## [Written task]
Every line below is to be quoted exactly, with nothing added or dropped.

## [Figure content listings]
* BEGIN *

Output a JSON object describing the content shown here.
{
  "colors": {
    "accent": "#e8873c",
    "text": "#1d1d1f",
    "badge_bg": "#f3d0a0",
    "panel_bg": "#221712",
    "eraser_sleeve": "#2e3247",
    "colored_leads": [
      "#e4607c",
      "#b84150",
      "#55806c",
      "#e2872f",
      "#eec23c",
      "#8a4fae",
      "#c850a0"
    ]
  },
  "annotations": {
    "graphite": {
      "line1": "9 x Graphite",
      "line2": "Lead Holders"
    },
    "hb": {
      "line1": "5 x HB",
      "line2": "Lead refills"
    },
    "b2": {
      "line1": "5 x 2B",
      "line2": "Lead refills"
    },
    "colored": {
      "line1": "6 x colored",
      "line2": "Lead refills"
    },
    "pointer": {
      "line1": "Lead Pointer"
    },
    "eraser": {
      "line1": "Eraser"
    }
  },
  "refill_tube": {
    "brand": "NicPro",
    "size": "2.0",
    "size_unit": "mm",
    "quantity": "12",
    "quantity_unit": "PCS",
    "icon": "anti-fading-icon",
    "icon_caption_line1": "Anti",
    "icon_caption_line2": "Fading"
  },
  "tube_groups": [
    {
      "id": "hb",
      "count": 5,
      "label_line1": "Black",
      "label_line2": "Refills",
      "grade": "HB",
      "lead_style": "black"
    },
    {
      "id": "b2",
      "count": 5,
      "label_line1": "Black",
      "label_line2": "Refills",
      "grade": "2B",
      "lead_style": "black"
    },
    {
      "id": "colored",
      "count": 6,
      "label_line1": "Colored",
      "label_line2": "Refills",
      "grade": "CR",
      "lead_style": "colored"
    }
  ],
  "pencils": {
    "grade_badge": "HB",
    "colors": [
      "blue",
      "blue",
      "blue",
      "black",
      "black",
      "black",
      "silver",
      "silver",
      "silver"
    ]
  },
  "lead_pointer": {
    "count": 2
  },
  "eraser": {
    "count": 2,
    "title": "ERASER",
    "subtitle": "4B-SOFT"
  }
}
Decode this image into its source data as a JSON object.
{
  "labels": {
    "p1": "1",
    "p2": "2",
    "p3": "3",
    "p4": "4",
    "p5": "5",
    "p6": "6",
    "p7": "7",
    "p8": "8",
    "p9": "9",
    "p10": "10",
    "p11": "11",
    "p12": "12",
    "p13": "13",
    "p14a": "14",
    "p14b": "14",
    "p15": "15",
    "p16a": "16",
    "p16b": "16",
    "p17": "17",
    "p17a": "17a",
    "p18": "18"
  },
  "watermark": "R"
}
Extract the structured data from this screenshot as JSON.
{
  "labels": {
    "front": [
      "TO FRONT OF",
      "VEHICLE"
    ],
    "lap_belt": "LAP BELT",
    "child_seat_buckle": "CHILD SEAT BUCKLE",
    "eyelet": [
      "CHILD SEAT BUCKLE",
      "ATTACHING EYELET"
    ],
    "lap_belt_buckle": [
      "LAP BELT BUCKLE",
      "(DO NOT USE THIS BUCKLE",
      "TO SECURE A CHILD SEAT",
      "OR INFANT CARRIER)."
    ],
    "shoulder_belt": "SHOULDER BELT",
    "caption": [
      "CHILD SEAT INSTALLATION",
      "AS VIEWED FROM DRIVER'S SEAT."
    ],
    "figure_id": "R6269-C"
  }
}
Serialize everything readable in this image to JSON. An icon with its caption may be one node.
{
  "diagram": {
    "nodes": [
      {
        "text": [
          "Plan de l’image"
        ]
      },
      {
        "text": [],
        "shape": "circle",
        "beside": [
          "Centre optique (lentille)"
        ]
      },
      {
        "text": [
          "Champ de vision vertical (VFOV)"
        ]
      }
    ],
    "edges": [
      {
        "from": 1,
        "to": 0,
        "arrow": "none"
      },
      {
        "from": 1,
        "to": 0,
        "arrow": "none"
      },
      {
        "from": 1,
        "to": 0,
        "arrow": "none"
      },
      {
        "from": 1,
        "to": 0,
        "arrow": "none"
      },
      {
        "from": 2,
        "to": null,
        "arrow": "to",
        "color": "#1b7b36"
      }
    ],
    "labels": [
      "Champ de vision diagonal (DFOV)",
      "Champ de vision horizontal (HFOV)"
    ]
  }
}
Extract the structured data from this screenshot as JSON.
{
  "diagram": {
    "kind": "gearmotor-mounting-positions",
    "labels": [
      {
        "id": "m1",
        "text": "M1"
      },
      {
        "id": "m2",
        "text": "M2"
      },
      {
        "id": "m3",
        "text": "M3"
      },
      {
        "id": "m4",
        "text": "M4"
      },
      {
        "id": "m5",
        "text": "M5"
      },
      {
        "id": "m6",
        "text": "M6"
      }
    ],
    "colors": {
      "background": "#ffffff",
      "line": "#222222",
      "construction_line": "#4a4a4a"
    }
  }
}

* END *

## [The answer]
Output a JSON object describing the content shown here.
{
  "colors": {
    "accent": "#e8873c",
    "text": "#1d1d1f",
    "badge_bg": "#f3d0a0",
    "panel_bg": "#221712",
    "eraser_sleeve": "#2e3247",
    "colored_leads": [
      "#e4607c",
      "#b84150",
      "#55806c",
      "#e2872f",
      "#eec23c",
      "#8a4fae",
      "#c850a0"
    ]
  },
  "annotations": {
    "graphite": {
      "line1": "9 x Graphite",
      "line2": "Lead Holders"
    },
    "hb": {
      "line1": "5 x HB",
      "line2": "Lead refills"
    },
    "b2": {
      "line1": "5 x 2B",
      "line2": "Lead refills"
    },
    "colored": {
      "line1": "6 x colored",
      "line2": "Lead refills"
    },
    "pointer": {
      "line1": "Lead Pointer"
    },
    "eraser": {
      "line1": "Eraser"
    }
  },
  "refill_tube": {
    "brand": "NicPro",
    "size": "2.0",
    "size_unit": "mm",
    "quantity": "12",
    "quantity_unit": "PCS",
    "icon": "anti-fading-icon",
    "icon_caption_line1": "Anti",
    "icon_caption_line2": "Fading"
  },
  "tube_groups": [
    {
      "id": "hb",
      "count": 5,
      "label_line1": "Black",
      "label_line2": "Refills",
      "grade": "HB",
      "lead_style": "black"
    },
    {
      "id": "b2",
      "count": 5,
      "label_line1": "Black",
      "label_line2": "Refills",
      "grade": "2B",
      "lead_style": "black"
    },
    {
      "id": "colored",
      "count": 6,
      "label_line1": "Colored",
      "label_line2": "Refills",
      "grade": "CR",
      "lead_style": "colored"
    }
  ],
  "pencils": {
    "grade_badge": "HB",
    "colors": [
      "blue",
      "blue",
      "blue",
      "black",
      "black",
      "black",
      "silver",
      "silver",
      "silver"
    ]
  },
  "lead_pointer": {
    "count": 2
  },
  "eraser": {
    "count": 2,
    "title": "ERASER",
    "subtitle": "4B-SOFT"
  }
}
Decode this image into its source data as a JSON object.
{
  "labels": {
    "p1": "1",
    "p2": "2",
    "p3": "3",
    "p4": "4",
    "p5": "5",
    "p6": "6",
    "p7": "7",
    "p8": "8",
    "p9": "9",
    "p10": "10",
    "p11": "11",
    "p12": "12",
    "p13": "13",
    "p14a": "14",
    "p14b": "14",
    "p15": "15",
    "p16a": "16",
    "p16b": "16",
    "p17": "17",
    "p17a": "17a",
    "p18": "18"
  },
  "watermark": "R"
}
Extract the structured data from this screenshot as JSON.
{
  "labels": {
    "front": [
      "TO FRONT OF",
      "VEHICLE"
    ],
    "lap_belt": "LAP BELT",
    "child_seat_buckle": "CHILD SEAT BUCKLE",
    "eyelet": [
      "CHILD SEAT BUCKLE",
      "ATTACHING EYELET"
    ],
    "lap_belt_buckle": [
      "LAP BELT BUCKLE",
      "(DO NOT USE THIS BUCKLE",
      "TO SECURE A CHILD SEAT",
      "OR INFANT CARRIER)."
    ],
    "shoulder_belt": "SHOULDER BELT",
    "caption": [
      "CHILD SEAT INSTALLATION",
      "AS VIEWED FROM DRIVER'S SEAT."
    ],
    "figure_id": "R6269-C"
  }
}
Serialize everything readable in this image to JSON. An icon with its caption may be one node.
{
  "diagram": {
    "nodes": [
      {
        "text": [
          "Plan de l’image"
        ]
      },
      {
        "text": [],
        "shape": "circle",
        "beside": [
          "Centre optique (lentille)"
        ]
      },
      {
        "text": [
          "Champ de vision vertical (VFOV)"
        ]
      }
    ],
    "edges": [
      {
        "from": 1,
        "to": 0,
        "arrow": "none"
      },
      {
        "from": 1,
        "to": 0,
        "arrow": "none"
      },
      {
        "from": 1,
        "to": 0,
        "arrow": "none"
      },
      {
        "from": 1,
        "to": 0,
        "arrow": "none"
      },
      {
        "from": 2,
        "to": null,
        "arrow": "to",
        "color": "#1b7b36"
      }
    ],
    "labels": [
      "Champ de vision diagonal (DFOV)",
      "Champ de vision horizontal (HFOV)"
    ]
  }
}
Extract the structured data from this screenshot as JSON.
{
  "diagram": {
    "kind": "gearmotor-mounting-positions",
    "labels": [
      {
        "id": "m1",
        "text": "M1"
      },
      {
        "id": "m2",
        "text": "M2"
      },
      {
        "id": "m3",
        "text": "M3"
      },
      {
        "id": "m4",
        "text": "M4"
      },
      {
        "id": "m5",
        "text": "M5"
      },
      {
        "id": "m6",
        "text": "M6"
      }
    ],
    "colors": {
      "background": "#ffffff",
      "line": "#222222",
      "construction_line": "#4a4a4a"
    }
  }
}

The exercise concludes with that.